WHAT YOU NEED TO DO | Provide a single number: the count of lines containing the string "Bloomberg".

DATA SHOWN |
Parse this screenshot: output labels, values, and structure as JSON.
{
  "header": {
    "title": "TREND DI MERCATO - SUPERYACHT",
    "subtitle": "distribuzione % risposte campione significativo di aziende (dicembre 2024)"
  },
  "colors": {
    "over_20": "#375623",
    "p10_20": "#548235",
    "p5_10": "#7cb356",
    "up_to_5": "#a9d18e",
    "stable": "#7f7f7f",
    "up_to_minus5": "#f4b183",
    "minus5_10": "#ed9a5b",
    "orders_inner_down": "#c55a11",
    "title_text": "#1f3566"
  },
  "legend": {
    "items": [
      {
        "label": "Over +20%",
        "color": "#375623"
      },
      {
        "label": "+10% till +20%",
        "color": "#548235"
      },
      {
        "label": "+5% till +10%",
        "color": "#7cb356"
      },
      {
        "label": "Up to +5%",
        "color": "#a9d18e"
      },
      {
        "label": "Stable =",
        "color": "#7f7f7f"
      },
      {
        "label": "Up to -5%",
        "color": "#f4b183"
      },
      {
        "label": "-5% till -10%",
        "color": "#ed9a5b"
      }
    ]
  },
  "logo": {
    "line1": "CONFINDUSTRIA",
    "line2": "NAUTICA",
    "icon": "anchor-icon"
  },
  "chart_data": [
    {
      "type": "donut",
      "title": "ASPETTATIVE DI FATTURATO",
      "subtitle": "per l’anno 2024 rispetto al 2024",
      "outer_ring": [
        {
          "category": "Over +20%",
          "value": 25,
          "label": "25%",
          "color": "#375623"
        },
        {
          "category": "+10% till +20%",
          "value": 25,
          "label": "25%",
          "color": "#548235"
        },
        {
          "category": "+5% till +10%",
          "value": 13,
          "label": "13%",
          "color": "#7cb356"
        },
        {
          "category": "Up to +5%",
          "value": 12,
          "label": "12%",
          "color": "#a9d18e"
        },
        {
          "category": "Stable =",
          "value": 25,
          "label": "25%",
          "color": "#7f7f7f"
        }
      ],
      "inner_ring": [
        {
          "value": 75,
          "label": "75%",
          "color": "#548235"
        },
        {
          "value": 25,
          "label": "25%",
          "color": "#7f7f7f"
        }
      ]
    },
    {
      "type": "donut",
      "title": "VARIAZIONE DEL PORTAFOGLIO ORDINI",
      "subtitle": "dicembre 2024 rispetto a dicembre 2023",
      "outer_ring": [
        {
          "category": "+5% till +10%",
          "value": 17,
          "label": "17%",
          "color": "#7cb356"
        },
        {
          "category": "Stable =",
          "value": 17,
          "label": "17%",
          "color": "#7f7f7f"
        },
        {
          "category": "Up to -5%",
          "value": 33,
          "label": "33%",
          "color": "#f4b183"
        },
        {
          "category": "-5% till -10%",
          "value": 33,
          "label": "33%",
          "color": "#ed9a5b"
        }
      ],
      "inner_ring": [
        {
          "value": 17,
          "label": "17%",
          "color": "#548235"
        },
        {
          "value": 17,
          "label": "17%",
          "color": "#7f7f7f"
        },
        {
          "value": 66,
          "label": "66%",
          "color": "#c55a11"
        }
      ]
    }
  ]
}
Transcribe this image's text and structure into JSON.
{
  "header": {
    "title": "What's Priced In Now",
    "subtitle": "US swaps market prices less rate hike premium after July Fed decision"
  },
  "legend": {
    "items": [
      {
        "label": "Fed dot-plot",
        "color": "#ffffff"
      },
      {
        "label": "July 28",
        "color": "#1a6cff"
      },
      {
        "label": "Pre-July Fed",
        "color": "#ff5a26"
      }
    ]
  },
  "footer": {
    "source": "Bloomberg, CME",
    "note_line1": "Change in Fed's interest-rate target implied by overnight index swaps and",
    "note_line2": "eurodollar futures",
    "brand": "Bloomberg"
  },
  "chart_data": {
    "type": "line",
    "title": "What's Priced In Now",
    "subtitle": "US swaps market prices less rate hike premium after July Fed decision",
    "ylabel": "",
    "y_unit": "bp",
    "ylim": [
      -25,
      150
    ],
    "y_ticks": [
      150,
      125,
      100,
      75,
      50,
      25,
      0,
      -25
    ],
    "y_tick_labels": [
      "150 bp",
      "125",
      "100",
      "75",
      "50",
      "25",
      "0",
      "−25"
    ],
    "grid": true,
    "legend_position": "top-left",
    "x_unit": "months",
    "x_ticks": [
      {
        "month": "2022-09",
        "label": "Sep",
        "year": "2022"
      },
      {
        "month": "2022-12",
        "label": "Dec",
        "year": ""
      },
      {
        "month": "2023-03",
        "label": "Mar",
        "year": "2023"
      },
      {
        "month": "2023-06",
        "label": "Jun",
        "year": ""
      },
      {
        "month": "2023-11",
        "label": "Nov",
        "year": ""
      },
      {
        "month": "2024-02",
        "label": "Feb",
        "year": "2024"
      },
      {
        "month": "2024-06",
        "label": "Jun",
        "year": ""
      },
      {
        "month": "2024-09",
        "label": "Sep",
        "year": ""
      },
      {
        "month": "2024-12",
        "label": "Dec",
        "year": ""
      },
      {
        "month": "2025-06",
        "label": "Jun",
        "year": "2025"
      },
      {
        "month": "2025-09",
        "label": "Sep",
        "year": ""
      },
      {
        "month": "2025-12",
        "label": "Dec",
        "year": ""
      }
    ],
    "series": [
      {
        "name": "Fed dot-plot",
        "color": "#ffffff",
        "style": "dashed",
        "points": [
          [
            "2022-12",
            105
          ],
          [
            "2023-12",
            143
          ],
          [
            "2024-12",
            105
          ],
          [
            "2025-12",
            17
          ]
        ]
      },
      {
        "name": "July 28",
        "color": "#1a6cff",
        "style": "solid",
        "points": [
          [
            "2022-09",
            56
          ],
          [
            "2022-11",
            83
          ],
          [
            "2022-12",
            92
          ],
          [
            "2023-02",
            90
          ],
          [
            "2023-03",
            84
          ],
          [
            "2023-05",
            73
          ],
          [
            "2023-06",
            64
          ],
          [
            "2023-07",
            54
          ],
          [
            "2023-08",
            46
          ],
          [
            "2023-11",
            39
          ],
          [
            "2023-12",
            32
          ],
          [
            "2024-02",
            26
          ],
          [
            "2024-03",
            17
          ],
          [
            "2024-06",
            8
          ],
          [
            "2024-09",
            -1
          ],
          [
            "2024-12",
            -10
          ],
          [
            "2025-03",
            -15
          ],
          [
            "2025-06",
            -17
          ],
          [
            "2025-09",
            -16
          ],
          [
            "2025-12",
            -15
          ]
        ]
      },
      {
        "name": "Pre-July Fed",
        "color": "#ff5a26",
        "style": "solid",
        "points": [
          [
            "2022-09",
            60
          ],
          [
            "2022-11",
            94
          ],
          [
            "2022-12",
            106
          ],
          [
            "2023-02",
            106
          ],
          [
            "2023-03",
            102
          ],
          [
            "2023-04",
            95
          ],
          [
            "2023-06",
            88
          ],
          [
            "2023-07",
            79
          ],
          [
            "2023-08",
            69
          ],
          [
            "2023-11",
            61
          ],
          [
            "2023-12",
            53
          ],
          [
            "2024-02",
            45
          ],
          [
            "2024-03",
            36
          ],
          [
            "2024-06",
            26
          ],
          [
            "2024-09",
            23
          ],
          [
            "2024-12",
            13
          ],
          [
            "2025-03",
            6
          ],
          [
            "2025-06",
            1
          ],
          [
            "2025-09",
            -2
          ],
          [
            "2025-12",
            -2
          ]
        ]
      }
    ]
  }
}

EXERCISE RESULT | 2